Begin Materials provided
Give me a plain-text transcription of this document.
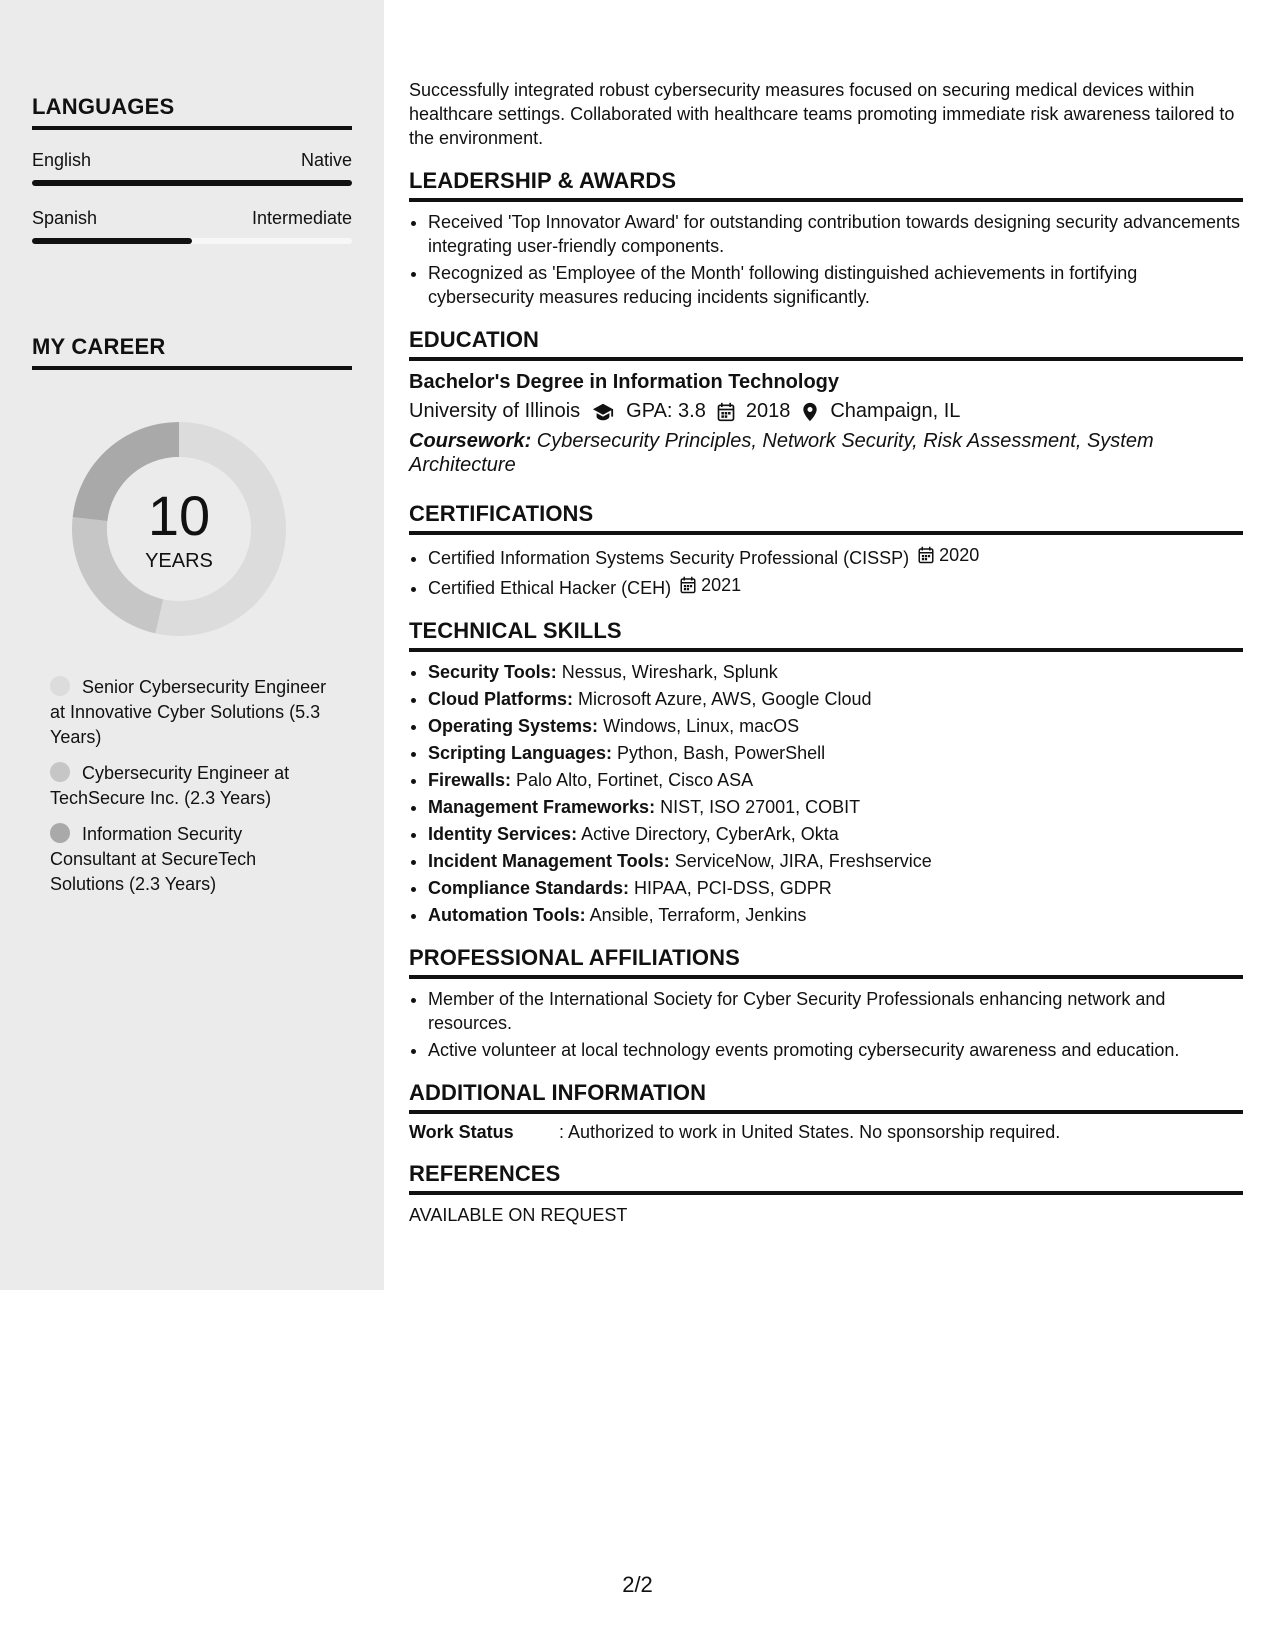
LANGUAGES
English	Native
Spanish	Intermediate
MY CAREER
10
YEARS
Senior Cybersecurity Engineer at Innovative Cyber Solutions (5.3 Years)
Cybersecurity Engineer at TechSecure Inc. (2.3 Years)
Information Security Consultant at SecureTech Solutions (2.3 Years)

Successfully integrated robust cybersecurity measures focused on securing medical devices within healthcare settings. Collaborated with healthcare teams promoting immediate risk awareness tailored to the environment.

LEADERSHIP & AWARDS
• Received 'Top Innovator Award' for outstanding contribution towards designing security advancements integrating user-friendly components.
• Recognized as 'Employee of the Month' following distinguished achievements in fortifying cybersecurity measures reducing incidents significantly.
EDUCATION
Bachelor's Degree in Information Technology
University of Illinois GPA: 3.8 2018 Champaign, IL
Coursework: Cybersecurity Principles, Network Security, Risk Assessment, System Architecture
CERTIFICATIONS
• Certified Information Systems Security Professional (CISSP) 2020
• Certified Ethical Hacker (CEH) 2021
TECHNICAL SKILLS
• Security Tools: Nessus, Wireshark, Splunk
• Cloud Platforms: Microsoft Azure, AWS, Google Cloud
• Operating Systems: Windows, Linux, macOS
• Scripting Languages: Python, Bash, PowerShell
• Firewalls: Palo Alto, Fortinet, Cisco ASA
• Management Frameworks: NIST, ISO 27001, COBIT
• Identity Services: Active Directory, CyberArk, Okta
• Incident Management Tools: ServiceNow, JIRA, Freshservice
• Compliance Standards: HIPAA, PCI-DSS, GDPR
• Automation Tools: Ansible, Terraform, Jenkins
PROFESSIONAL AFFILIATIONS
• Member of the International Society for Cyber Security Professionals enhancing network and resources.
• Active volunteer at local technology events promoting cybersecurity awareness and education.
ADDITIONAL INFORMATION
Work Status	: Authorized to work in United States. No sponsorship required.
REFERENCES
AVAILABLE ON REQUEST
2/2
End Materials provided
# Given exercise
Reproduce the data above in full, exactly as it is, with the pictures left out.

# The response
Give me a plain-text transcription of this document.
LANGUAGES
English	Native
Spanish	Intermediate
MY CAREER
10
YEARS
Senior Cybersecurity Engineer at Innovative Cyber Solutions (5.3 Years)
Cybersecurity Engineer at TechSecure Inc. (2.3 Years)
Information Security Consultant at SecureTech Solutions (2.3 Years)

Successfully integrated robust cybersecurity measures focused on securing medical devices within healthcare settings. Collaborated with healthcare teams promoting immediate risk awareness tailored to the environment.

LEADERSHIP & AWARDS
• Received 'Top Innovator Award' for outstanding contribution towards designing security advancements integrating user-friendly components.
• Recognized as 'Employee of the Month' following distinguished achievements in fortifying cybersecurity measures reducing incidents significantly.
EDUCATION
Bachelor's Degree in Information Technology
University of Illinois GPA: 3.8 2018 Champaign, IL
Coursework: Cybersecurity Principles, Network Security, Risk Assessment, System Architecture
CERTIFICATIONS
• Certified Information Systems Security Professional (CISSP) 2020
• Certified Ethical Hacker (CEH) 2021
TECHNICAL SKILLS
• Security Tools: Nessus, Wireshark, Splunk
• Cloud Platforms: Microsoft Azure, AWS, Google Cloud
• Operating Systems: Windows, Linux, macOS
• Scripting Languages: Python, Bash, PowerShell
• Firewalls: Palo Alto, Fortinet, Cisco ASA
• Management Frameworks: NIST, ISO 27001, COBIT
• Identity Services: Active Directory, CyberArk, Okta
• Incident Management Tools: ServiceNow, JIRA, Freshservice
• Compliance Standards: HIPAA, PCI-DSS, GDPR
• Automation Tools: Ansible, Terraform, Jenkins
PROFESSIONAL AFFILIATIONS
• Member of the International Society for Cyber Security Professionals enhancing network and resources.
• Active volunteer at local technology events promoting cybersecurity awareness and education.
ADDITIONAL INFORMATION
Work Status	: Authorized to work in United States. No sponsorship required.
REFERENCES
AVAILABLE ON REQUEST
2/2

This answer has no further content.